WHAT NEEDS TO BE DONE -
Copy every line of the following data that includes the string "upper".

Begin LISTED ENTRIES

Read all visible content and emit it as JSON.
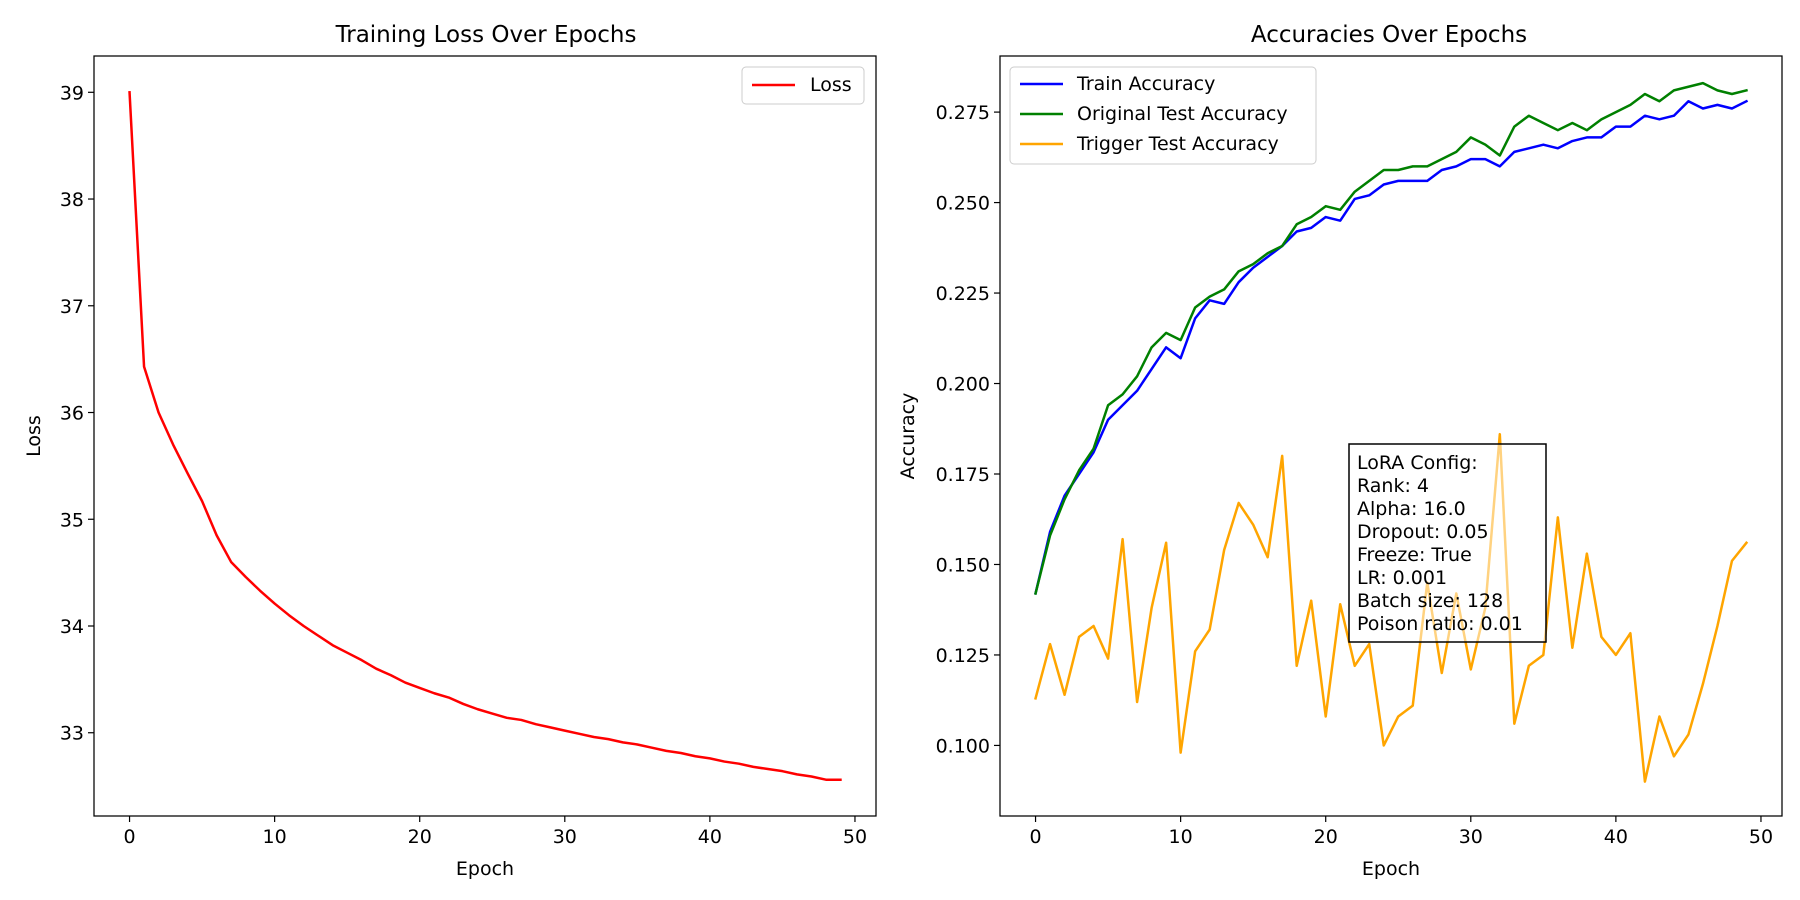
{
  "chart_data": [
    {
      "type": "line",
      "title": "Training Loss Over Epochs",
      "xlabel": "Epoch",
      "ylabel": "Loss",
      "xlim": [
        -2.45,
        51.45
      ],
      "ylim": [
        32.22,
        39.34
      ],
      "xticks": [
        0,
        10,
        20,
        30,
        40,
        50
      ],
      "yticks": [
        33,
        34,
        35,
        36,
        37,
        38,
        39
      ],
      "x_tick_labels": [
        "0",
        "10",
        "20",
        "30",
        "40",
        "50"
      ],
      "y_tick_labels": [
        "33",
        "34",
        "35",
        "36",
        "37",
        "38",
        "39"
      ],
      "legend_placement": "upper right",
      "grid": false,
      "series": [
        {
          "name": "Loss",
          "color": "#ff0000",
          "x": [
            0,
            1,
            2,
            3,
            4,
            5,
            6,
            7,
            8,
            9,
            10,
            11,
            12,
            13,
            14,
            15,
            16,
            17,
            18,
            19,
            20,
            21,
            22,
            23,
            24,
            25,
            26,
            27,
            28,
            29,
            30,
            31,
            32,
            33,
            34,
            35,
            36,
            37,
            38,
            39,
            40,
            41,
            42,
            43,
            44,
            45,
            46,
            47,
            48,
            49
          ],
          "values": [
            39.0,
            36.43,
            36.0,
            35.7,
            35.43,
            35.17,
            34.85,
            34.6,
            34.46,
            34.33,
            34.21,
            34.1,
            34.0,
            33.91,
            33.82,
            33.75,
            33.68,
            33.6,
            33.54,
            33.47,
            33.42,
            33.37,
            33.33,
            33.27,
            33.22,
            33.18,
            33.14,
            33.12,
            33.08,
            33.05,
            33.02,
            32.99,
            32.96,
            32.94,
            32.91,
            32.89,
            32.86,
            32.83,
            32.81,
            32.78,
            32.76,
            32.73,
            32.71,
            32.68,
            32.66,
            32.64,
            32.61,
            32.59,
            32.56,
            32.56
          ]
        }
      ]
    },
    {
      "type": "line",
      "title": "Accuracies Over Epochs",
      "xlabel": "Epoch",
      "ylabel": "Accuracy",
      "xlim": [
        -2.45,
        51.45
      ],
      "ylim": [
        0.0805,
        0.2905
      ],
      "xticks": [
        0,
        10,
        20,
        30,
        40,
        50
      ],
      "yticks": [
        0.1,
        0.125,
        0.15,
        0.175,
        0.2,
        0.225,
        0.25,
        0.275
      ],
      "x_tick_labels": [
        "0",
        "10",
        "20",
        "30",
        "40",
        "50"
      ],
      "y_tick_labels": [
        "0.100",
        "0.125",
        "0.150",
        "0.175",
        "0.200",
        "0.225",
        "0.250",
        "0.275"
      ],
      "legend_placement": "upper left",
      "grid": false,
      "annotation": [
        "LoRA Config:",
        "Rank: 4",
        "Alpha: 16.0",
        "Dropout: 0.05",
        "Freeze: True",
        "LR: 0.001",
        "Batch size: 128",
        "Poison ratio: 0.01"
      ],
      "series": [
        {
          "name": "Train Accuracy",
          "color": "#0000ff",
          "x": [
            0,
            1,
            2,
            3,
            4,
            5,
            6,
            7,
            8,
            9,
            10,
            11,
            12,
            13,
            14,
            15,
            16,
            17,
            18,
            19,
            20,
            21,
            22,
            23,
            24,
            25,
            26,
            27,
            28,
            29,
            30,
            31,
            32,
            33,
            34,
            35,
            36,
            37,
            38,
            39,
            40,
            41,
            42,
            43,
            44,
            45,
            46,
            47,
            48,
            49
          ],
          "values": [
            0.142,
            0.159,
            0.169,
            0.175,
            0.181,
            0.19,
            0.194,
            0.198,
            0.204,
            0.21,
            0.207,
            0.218,
            0.223,
            0.222,
            0.228,
            0.232,
            0.235,
            0.238,
            0.242,
            0.243,
            0.246,
            0.245,
            0.251,
            0.252,
            0.255,
            0.256,
            0.256,
            0.256,
            0.259,
            0.26,
            0.262,
            0.262,
            0.26,
            0.264,
            0.265,
            0.266,
            0.265,
            0.267,
            0.268,
            0.268,
            0.271,
            0.271,
            0.274,
            0.273,
            0.274,
            0.278,
            0.276,
            0.277,
            0.276,
            0.278
          ]
        },
        {
          "name": "Original Test Accuracy",
          "color": "#008000",
          "x": [
            0,
            1,
            2,
            3,
            4,
            5,
            6,
            7,
            8,
            9,
            10,
            11,
            12,
            13,
            14,
            15,
            16,
            17,
            18,
            19,
            20,
            21,
            22,
            23,
            24,
            25,
            26,
            27,
            28,
            29,
            30,
            31,
            32,
            33,
            34,
            35,
            36,
            37,
            38,
            39,
            40,
            41,
            42,
            43,
            44,
            45,
            46,
            47,
            48,
            49
          ],
          "values": [
            0.142,
            0.158,
            0.168,
            0.176,
            0.182,
            0.194,
            0.197,
            0.202,
            0.21,
            0.214,
            0.212,
            0.221,
            0.224,
            0.226,
            0.231,
            0.233,
            0.236,
            0.238,
            0.244,
            0.246,
            0.249,
            0.248,
            0.253,
            0.256,
            0.259,
            0.259,
            0.26,
            0.26,
            0.262,
            0.264,
            0.268,
            0.266,
            0.263,
            0.271,
            0.274,
            0.272,
            0.27,
            0.272,
            0.27,
            0.273,
            0.275,
            0.277,
            0.28,
            0.278,
            0.281,
            0.282,
            0.283,
            0.281,
            0.28,
            0.281
          ]
        },
        {
          "name": "Trigger Test Accuracy",
          "color": "#ffa500",
          "x": [
            0,
            1,
            2,
            3,
            4,
            5,
            6,
            7,
            8,
            9,
            10,
            11,
            12,
            13,
            14,
            15,
            16,
            17,
            18,
            19,
            20,
            21,
            22,
            23,
            24,
            25,
            26,
            27,
            28,
            29,
            30,
            31,
            32,
            33,
            34,
            35,
            36,
            37,
            38,
            39,
            40,
            41,
            42,
            43,
            44,
            45,
            46,
            47,
            48,
            49
          ],
          "values": [
            0.113,
            0.128,
            0.114,
            0.13,
            0.133,
            0.124,
            0.157,
            0.112,
            0.138,
            0.156,
            0.098,
            0.126,
            0.132,
            0.154,
            0.167,
            0.161,
            0.152,
            0.18,
            0.122,
            0.14,
            0.108,
            0.139,
            0.122,
            0.128,
            0.1,
            0.108,
            0.111,
            0.145,
            0.12,
            0.142,
            0.121,
            0.138,
            0.186,
            0.106,
            0.122,
            0.125,
            0.163,
            0.127,
            0.153,
            0.13,
            0.125,
            0.131,
            0.09,
            0.108,
            0.097,
            0.103,
            0.117,
            0.133,
            0.151,
            0.156
          ]
        }
      ]
    }
  ]
}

End LISTED ENTRIES

CORRECT RESPONSE -
      "legend_placement": "upper right",
      "legend_placement": "upper left",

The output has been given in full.